§ INSTRUCTIONS TO FOLLOW
Gather each line in the entries that includes the string "right".

§ MATERIAL FOR THIS TASK
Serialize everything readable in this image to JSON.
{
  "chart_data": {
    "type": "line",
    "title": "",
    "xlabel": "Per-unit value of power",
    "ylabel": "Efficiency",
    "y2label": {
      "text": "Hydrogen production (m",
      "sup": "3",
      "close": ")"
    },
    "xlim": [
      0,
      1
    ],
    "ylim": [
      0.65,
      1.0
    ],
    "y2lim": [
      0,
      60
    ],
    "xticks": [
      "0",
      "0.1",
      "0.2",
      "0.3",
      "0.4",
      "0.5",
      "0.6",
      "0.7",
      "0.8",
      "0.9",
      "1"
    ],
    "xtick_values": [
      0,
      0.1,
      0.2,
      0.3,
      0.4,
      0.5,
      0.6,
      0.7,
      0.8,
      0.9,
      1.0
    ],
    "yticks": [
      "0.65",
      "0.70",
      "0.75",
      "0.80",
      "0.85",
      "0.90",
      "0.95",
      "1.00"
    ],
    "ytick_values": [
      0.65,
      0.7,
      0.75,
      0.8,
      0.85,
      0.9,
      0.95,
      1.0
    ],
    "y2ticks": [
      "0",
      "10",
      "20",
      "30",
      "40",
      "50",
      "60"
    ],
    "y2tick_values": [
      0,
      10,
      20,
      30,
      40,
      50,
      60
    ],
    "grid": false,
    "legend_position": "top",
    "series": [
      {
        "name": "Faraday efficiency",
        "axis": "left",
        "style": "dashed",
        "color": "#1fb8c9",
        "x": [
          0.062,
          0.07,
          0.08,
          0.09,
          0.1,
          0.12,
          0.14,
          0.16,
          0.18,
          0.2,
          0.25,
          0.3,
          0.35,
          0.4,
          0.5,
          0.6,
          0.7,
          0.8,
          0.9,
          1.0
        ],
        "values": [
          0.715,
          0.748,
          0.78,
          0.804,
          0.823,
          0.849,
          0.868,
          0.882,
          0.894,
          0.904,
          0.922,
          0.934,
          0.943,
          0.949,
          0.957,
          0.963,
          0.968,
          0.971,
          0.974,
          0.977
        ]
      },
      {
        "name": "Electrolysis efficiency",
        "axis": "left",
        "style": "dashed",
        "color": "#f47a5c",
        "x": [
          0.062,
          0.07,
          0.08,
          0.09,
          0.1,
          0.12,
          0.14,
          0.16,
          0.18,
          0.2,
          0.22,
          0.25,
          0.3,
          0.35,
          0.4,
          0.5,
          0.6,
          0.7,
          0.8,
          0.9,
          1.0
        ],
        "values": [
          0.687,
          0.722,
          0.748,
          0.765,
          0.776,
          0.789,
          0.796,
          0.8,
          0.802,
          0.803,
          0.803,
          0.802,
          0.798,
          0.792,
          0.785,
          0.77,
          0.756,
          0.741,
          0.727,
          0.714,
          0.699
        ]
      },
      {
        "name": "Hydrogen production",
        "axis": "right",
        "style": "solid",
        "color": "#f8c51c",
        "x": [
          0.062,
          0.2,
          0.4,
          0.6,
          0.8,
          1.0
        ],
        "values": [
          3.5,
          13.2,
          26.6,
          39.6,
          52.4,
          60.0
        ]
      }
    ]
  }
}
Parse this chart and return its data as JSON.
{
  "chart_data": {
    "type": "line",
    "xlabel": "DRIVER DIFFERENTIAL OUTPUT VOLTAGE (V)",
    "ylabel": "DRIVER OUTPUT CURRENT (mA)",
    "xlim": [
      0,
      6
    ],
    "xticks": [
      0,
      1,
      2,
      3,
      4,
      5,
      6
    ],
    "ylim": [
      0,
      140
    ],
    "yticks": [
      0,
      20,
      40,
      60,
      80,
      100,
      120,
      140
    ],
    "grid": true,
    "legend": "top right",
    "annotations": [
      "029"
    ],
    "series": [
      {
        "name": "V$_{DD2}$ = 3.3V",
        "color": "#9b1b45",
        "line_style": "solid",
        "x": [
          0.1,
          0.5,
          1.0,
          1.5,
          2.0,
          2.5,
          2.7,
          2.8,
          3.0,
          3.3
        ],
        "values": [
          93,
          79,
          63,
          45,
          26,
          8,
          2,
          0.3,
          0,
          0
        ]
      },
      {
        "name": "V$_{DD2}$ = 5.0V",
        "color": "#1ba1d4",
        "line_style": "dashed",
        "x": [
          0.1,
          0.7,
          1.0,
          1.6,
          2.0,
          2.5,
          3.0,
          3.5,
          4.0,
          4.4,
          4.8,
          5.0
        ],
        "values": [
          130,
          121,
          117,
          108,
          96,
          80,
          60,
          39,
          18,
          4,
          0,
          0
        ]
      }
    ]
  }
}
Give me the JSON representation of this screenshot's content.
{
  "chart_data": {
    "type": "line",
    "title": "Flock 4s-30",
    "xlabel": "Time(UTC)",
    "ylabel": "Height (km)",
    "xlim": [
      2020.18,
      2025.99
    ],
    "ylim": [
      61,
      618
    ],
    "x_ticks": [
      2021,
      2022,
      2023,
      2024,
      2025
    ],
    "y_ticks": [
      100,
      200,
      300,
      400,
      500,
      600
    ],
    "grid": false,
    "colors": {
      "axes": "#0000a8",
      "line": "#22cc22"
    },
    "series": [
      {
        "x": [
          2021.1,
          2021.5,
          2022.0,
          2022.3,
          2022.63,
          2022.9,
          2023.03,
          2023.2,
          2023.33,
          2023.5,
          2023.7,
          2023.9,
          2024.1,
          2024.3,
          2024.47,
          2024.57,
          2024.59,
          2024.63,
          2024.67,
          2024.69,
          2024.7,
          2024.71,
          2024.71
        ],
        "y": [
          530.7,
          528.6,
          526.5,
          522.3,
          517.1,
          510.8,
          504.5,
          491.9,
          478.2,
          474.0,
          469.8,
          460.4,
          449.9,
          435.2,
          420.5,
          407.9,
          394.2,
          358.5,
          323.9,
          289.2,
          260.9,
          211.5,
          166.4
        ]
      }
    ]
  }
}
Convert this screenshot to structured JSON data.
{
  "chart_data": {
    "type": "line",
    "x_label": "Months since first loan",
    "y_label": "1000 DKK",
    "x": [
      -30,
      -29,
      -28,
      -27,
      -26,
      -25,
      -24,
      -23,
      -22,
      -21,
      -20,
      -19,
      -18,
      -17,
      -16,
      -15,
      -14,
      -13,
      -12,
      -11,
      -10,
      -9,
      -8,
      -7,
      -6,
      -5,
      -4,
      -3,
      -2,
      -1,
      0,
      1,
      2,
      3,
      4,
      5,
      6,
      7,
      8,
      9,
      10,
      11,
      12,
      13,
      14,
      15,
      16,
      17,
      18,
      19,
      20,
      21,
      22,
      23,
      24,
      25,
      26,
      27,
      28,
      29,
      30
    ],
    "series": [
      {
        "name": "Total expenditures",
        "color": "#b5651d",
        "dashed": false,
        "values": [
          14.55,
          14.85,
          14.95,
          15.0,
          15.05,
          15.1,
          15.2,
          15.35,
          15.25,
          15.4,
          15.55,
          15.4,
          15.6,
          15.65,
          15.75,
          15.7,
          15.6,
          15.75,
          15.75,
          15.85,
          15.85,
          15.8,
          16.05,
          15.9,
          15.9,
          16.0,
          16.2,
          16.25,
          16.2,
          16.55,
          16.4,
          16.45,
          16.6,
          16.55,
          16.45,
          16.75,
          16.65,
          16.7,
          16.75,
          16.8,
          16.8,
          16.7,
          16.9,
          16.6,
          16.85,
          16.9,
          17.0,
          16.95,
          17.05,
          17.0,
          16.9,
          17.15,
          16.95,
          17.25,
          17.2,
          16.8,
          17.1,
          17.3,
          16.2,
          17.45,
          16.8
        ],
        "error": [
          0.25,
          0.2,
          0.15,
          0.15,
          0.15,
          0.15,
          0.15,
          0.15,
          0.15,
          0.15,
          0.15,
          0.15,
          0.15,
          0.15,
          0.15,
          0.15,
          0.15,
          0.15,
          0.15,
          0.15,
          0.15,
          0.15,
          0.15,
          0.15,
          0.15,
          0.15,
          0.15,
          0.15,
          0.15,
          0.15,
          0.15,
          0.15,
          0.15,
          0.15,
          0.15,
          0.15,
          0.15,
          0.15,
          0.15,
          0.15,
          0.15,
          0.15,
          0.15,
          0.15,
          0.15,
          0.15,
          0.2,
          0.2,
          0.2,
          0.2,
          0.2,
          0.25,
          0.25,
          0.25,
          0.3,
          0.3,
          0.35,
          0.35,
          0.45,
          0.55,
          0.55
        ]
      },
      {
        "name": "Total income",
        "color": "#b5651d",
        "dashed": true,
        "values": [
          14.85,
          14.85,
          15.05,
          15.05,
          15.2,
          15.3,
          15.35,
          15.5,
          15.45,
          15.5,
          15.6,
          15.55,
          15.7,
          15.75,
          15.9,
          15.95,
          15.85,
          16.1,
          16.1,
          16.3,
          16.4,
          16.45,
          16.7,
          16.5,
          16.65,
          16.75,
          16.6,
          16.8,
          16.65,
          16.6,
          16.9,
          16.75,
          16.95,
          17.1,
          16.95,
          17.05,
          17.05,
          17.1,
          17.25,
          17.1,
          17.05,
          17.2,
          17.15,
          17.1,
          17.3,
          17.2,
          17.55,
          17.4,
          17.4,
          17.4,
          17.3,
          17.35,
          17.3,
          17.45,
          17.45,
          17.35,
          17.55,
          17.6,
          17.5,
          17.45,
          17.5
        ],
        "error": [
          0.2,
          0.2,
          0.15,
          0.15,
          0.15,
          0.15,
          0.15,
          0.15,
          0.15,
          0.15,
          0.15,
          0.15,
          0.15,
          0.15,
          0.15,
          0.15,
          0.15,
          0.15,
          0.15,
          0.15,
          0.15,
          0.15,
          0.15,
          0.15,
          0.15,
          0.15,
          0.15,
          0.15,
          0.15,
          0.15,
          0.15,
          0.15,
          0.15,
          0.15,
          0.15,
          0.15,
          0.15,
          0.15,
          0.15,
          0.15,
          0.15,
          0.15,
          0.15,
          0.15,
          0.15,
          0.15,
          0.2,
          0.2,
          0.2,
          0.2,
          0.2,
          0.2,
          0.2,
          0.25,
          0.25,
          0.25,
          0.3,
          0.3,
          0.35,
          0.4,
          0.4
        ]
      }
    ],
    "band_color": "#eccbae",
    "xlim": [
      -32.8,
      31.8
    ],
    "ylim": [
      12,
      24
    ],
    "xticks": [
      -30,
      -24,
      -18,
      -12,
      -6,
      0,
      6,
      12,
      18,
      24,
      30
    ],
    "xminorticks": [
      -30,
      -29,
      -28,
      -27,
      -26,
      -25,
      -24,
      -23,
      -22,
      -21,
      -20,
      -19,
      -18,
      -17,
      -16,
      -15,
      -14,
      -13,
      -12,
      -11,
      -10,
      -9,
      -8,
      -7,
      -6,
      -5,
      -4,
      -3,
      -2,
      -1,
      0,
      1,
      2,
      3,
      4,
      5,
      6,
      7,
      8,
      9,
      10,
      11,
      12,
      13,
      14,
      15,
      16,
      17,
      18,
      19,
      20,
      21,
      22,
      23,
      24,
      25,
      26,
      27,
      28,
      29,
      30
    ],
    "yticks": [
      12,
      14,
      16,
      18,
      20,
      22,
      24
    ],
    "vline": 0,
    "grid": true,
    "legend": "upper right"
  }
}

§ COMPLETED TASK
        "axis": "right",
    "legend": "top right",
    "legend": "upper right"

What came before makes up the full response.